**Set task:**
Reproduce the entries word for word, and omit any picture you find in them.

**Record extracts:**
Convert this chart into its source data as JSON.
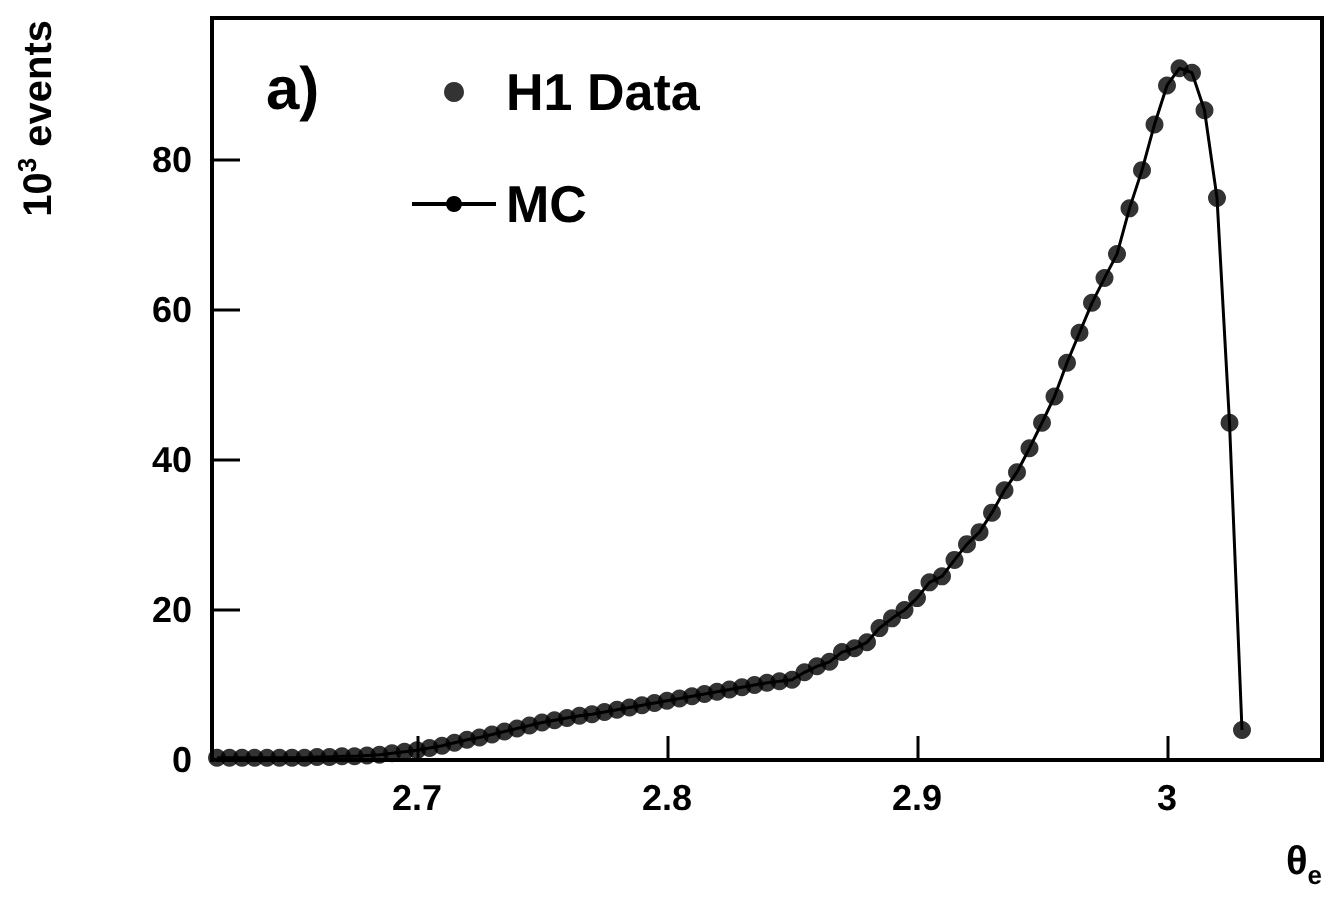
{
  "chart_data": {
    "type": "scatter",
    "xlabel": "θ$_{e}$",
    "ylabel": "10$^{3}$ events",
    "annotations": [
      "a)"
    ],
    "x": [
      2.62,
      2.625,
      2.63,
      2.635,
      2.64,
      2.645,
      2.65,
      2.655,
      2.66,
      2.665,
      2.67,
      2.675,
      2.68,
      2.685,
      2.69,
      2.695,
      2.7,
      2.705,
      2.71,
      2.715,
      2.72,
      2.725,
      2.73,
      2.735,
      2.74,
      2.745,
      2.75,
      2.755,
      2.76,
      2.765,
      2.77,
      2.775,
      2.78,
      2.785,
      2.79,
      2.795,
      2.8,
      2.805,
      2.81,
      2.815,
      2.82,
      2.825,
      2.83,
      2.835,
      2.84,
      2.845,
      2.85,
      2.855,
      2.86,
      2.865,
      2.87,
      2.875,
      2.88,
      2.885,
      2.89,
      2.895,
      2.9,
      2.905,
      2.91,
      2.915,
      2.92,
      2.925,
      2.93,
      2.935,
      2.94,
      2.945,
      2.95,
      2.955,
      2.96,
      2.965,
      2.97,
      2.975,
      2.98,
      2.985,
      2.99,
      2.995,
      3.0,
      3.005,
      3.01,
      3.015,
      3.02,
      3.025,
      3.03
    ],
    "series": [
      {
        "name": "H1 Data",
        "marker": "circle",
        "color": "#000000",
        "values": [
          0.3,
          0.3,
          0.3,
          0.3,
          0.3,
          0.3,
          0.3,
          0.3,
          0.4,
          0.4,
          0.5,
          0.5,
          0.6,
          0.7,
          0.9,
          1.1,
          1.3,
          1.6,
          1.9,
          2.3,
          2.7,
          3.0,
          3.4,
          3.8,
          4.2,
          4.6,
          5.0,
          5.3,
          5.6,
          5.9,
          6.1,
          6.4,
          6.7,
          7.0,
          7.3,
          7.6,
          7.9,
          8.2,
          8.5,
          8.8,
          9.1,
          9.4,
          9.7,
          10.0,
          10.3,
          10.5,
          10.7,
          11.7,
          12.5,
          13.1,
          14.4,
          14.9,
          15.7,
          17.6,
          18.9,
          20,
          21.6,
          23.7,
          24.5,
          26.7,
          28.8,
          30.4,
          33,
          36,
          38.4,
          41.6,
          45,
          48.5,
          53,
          57,
          61,
          64.3,
          67.5,
          73.6,
          78.7,
          84.8,
          90,
          92.3,
          91.7,
          86.7,
          75,
          45,
          4
        ]
      },
      {
        "name": "MC",
        "type": "line",
        "color": "#000000",
        "values": [
          0.3,
          0.3,
          0.3,
          0.3,
          0.3,
          0.3,
          0.3,
          0.3,
          0.4,
          0.4,
          0.5,
          0.5,
          0.6,
          0.7,
          0.9,
          1.1,
          1.3,
          1.6,
          1.9,
          2.3,
          2.7,
          3.0,
          3.4,
          3.8,
          4.2,
          4.6,
          5.0,
          5.3,
          5.6,
          5.9,
          6.1,
          6.4,
          6.7,
          7.0,
          7.3,
          7.6,
          7.9,
          8.2,
          8.5,
          8.8,
          9.1,
          9.4,
          9.7,
          10.0,
          10.3,
          10.5,
          10.7,
          11.7,
          12.5,
          13.1,
          14.4,
          14.9,
          15.7,
          17.6,
          18.9,
          20,
          21.6,
          23.7,
          24.5,
          26.7,
          28.8,
          30.4,
          33,
          36,
          38.4,
          41.6,
          45,
          48.5,
          53,
          57,
          61,
          64.3,
          67.5,
          73.6,
          78.7,
          84.8,
          90,
          92.3,
          91.7,
          86.7,
          75,
          45,
          4
        ]
      }
    ],
    "xlim": [
      2.618,
      3.062
    ],
    "xticks": [
      2.7,
      2.8,
      2.9,
      3
    ],
    "ylim": [
      0,
      99
    ],
    "yticks": [
      0,
      20,
      40,
      60,
      80
    ],
    "grid": false,
    "legend": "top left"
  }
}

**Problem solution:**
Convert this chart into its source data as JSON.
{
  "chart_data": {
    "type": "scatter",
    "xlabel": "θ$_{e}$",
    "ylabel": "10$^{3}$ events",
    "annotations": [
      "a)"
    ],
    "x": [
      2.62,
      2.625,
      2.63,
      2.635,
      2.64,
      2.645,
      2.65,
      2.655,
      2.66,
      2.665,
      2.67,
      2.675,
      2.68,
      2.685,
      2.69,
      2.695,
      2.7,
      2.705,
      2.71,
      2.715,
      2.72,
      2.725,
      2.73,
      2.735,
      2.74,
      2.745,
      2.75,
      2.755,
      2.76,
      2.765,
      2.77,
      2.775,
      2.78,
      2.785,
      2.79,
      2.795,
      2.8,
      2.805,
      2.81,
      2.815,
      2.82,
      2.825,
      2.83,
      2.835,
      2.84,
      2.845,
      2.85,
      2.855,
      2.86,
      2.865,
      2.87,
      2.875,
      2.88,
      2.885,
      2.89,
      2.895,
      2.9,
      2.905,
      2.91,
      2.915,
      2.92,
      2.925,
      2.93,
      2.935,
      2.94,
      2.945,
      2.95,
      2.955,
      2.96,
      2.965,
      2.97,
      2.975,
      2.98,
      2.985,
      2.99,
      2.995,
      3.0,
      3.005,
      3.01,
      3.015,
      3.02,
      3.025,
      3.03
    ],
    "series": [
      {
        "name": "H1 Data",
        "marker": "circle",
        "color": "#000000",
        "values": [
          0.3,
          0.3,
          0.3,
          0.3,
          0.3,
          0.3,
          0.3,
          0.3,
          0.4,
          0.4,
          0.5,
          0.5,
          0.6,
          0.7,
          0.9,
          1.1,
          1.3,
          1.6,
          1.9,
          2.3,
          2.7,
          3.0,
          3.4,
          3.8,
          4.2,
          4.6,
          5.0,
          5.3,
          5.6,
          5.9,
          6.1,
          6.4,
          6.7,
          7.0,
          7.3,
          7.6,
          7.9,
          8.2,
          8.5,
          8.8,
          9.1,
          9.4,
          9.7,
          10.0,
          10.3,
          10.5,
          10.7,
          11.7,
          12.5,
          13.1,
          14.4,
          14.9,
          15.7,
          17.6,
          18.9,
          20,
          21.6,
          23.7,
          24.5,
          26.7,
          28.8,
          30.4,
          33,
          36,
          38.4,
          41.6,
          45,
          48.5,
          53,
          57,
          61,
          64.3,
          67.5,
          73.6,
          78.7,
          84.8,
          90,
          92.3,
          91.7,
          86.7,
          75,
          45,
          4
        ]
      },
      {
        "name": "MC",
        "type": "line",
        "color": "#000000",
        "values": [
          0.3,
          0.3,
          0.3,
          0.3,
          0.3,
          0.3,
          0.3,
          0.3,
          0.4,
          0.4,
          0.5,
          0.5,
          0.6,
          0.7,
          0.9,
          1.1,
          1.3,
          1.6,
          1.9,
          2.3,
          2.7,
          3.0,
          3.4,
          3.8,
          4.2,
          4.6,
          5.0,
          5.3,
          5.6,
          5.9,
          6.1,
          6.4,
          6.7,
          7.0,
          7.3,
          7.6,
          7.9,
          8.2,
          8.5,
          8.8,
          9.1,
          9.4,
          9.7,
          10.0,
          10.3,
          10.5,
          10.7,
          11.7,
          12.5,
          13.1,
          14.4,
          14.9,
          15.7,
          17.6,
          18.9,
          20,
          21.6,
          23.7,
          24.5,
          26.7,
          28.8,
          30.4,
          33,
          36,
          38.4,
          41.6,
          45,
          48.5,
          53,
          57,
          61,
          64.3,
          67.5,
          73.6,
          78.7,
          84.8,
          90,
          92.3,
          91.7,
          86.7,
          75,
          45,
          4
        ]
      }
    ],
    "xlim": [
      2.618,
      3.062
    ],
    "xticks": [
      2.7,
      2.8,
      2.9,
      3
    ],
    "ylim": [
      0,
      99
    ],
    "yticks": [
      0,
      20,
      40,
      60,
      80
    ],
    "grid": false,
    "legend": "top left"
  }
}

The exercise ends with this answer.